* Given task
Your task is to copy every line of the entries that contains "Názov".

(Data items)
<<<<

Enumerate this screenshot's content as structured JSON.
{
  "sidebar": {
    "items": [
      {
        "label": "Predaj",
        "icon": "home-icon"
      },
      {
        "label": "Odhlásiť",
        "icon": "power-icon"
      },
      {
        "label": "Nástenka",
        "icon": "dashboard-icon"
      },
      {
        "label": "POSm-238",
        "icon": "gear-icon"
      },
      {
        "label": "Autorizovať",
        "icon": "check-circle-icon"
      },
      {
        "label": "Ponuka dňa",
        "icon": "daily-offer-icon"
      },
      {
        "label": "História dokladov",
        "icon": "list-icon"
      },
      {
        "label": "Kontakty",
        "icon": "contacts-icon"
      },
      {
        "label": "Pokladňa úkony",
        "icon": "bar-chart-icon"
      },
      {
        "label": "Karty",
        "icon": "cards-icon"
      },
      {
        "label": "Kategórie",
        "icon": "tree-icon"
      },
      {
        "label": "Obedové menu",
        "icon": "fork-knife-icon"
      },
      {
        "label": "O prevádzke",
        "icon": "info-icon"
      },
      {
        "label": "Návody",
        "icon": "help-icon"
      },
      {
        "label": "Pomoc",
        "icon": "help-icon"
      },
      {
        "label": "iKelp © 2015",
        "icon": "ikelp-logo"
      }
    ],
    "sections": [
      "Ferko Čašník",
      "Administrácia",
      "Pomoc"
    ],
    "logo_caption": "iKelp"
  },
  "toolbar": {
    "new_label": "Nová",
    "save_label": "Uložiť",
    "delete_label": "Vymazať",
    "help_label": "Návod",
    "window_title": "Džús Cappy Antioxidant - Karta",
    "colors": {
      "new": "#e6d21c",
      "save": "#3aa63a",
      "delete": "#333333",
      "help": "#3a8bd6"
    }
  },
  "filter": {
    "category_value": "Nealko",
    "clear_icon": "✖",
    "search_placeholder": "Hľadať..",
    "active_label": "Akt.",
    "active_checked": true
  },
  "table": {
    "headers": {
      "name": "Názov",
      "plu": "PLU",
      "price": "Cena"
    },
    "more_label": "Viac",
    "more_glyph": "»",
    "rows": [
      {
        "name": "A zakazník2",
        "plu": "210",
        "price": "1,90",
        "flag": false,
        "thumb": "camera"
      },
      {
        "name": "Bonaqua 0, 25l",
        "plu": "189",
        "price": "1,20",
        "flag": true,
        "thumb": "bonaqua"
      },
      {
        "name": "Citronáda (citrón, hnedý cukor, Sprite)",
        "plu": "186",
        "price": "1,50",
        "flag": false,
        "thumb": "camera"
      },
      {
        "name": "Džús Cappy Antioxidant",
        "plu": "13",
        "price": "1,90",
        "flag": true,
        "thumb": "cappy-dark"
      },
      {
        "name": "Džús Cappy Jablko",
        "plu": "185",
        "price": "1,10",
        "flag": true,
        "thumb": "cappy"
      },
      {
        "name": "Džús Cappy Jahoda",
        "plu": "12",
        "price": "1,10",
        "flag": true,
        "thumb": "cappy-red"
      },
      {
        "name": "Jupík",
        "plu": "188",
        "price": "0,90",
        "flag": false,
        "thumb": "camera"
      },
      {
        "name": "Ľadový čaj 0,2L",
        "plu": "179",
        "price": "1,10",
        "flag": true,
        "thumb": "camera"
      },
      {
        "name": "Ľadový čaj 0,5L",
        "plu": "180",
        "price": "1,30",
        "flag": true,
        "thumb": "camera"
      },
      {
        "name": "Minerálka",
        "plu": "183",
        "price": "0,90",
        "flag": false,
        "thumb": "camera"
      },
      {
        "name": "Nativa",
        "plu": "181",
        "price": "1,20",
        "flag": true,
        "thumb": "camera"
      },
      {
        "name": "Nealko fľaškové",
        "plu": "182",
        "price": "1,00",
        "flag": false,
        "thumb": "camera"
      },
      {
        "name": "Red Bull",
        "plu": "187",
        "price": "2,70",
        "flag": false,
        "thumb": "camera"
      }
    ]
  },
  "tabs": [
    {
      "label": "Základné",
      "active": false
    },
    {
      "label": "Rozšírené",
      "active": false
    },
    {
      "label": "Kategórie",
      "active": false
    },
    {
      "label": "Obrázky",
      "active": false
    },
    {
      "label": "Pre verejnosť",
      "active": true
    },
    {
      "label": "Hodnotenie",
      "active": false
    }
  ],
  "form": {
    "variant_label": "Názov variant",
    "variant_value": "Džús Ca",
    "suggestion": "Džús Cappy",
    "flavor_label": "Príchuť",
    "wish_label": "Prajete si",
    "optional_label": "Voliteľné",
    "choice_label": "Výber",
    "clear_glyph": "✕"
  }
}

>>>>

* Task output
      "name": "Názov",
    "variant_label": "Názov variant",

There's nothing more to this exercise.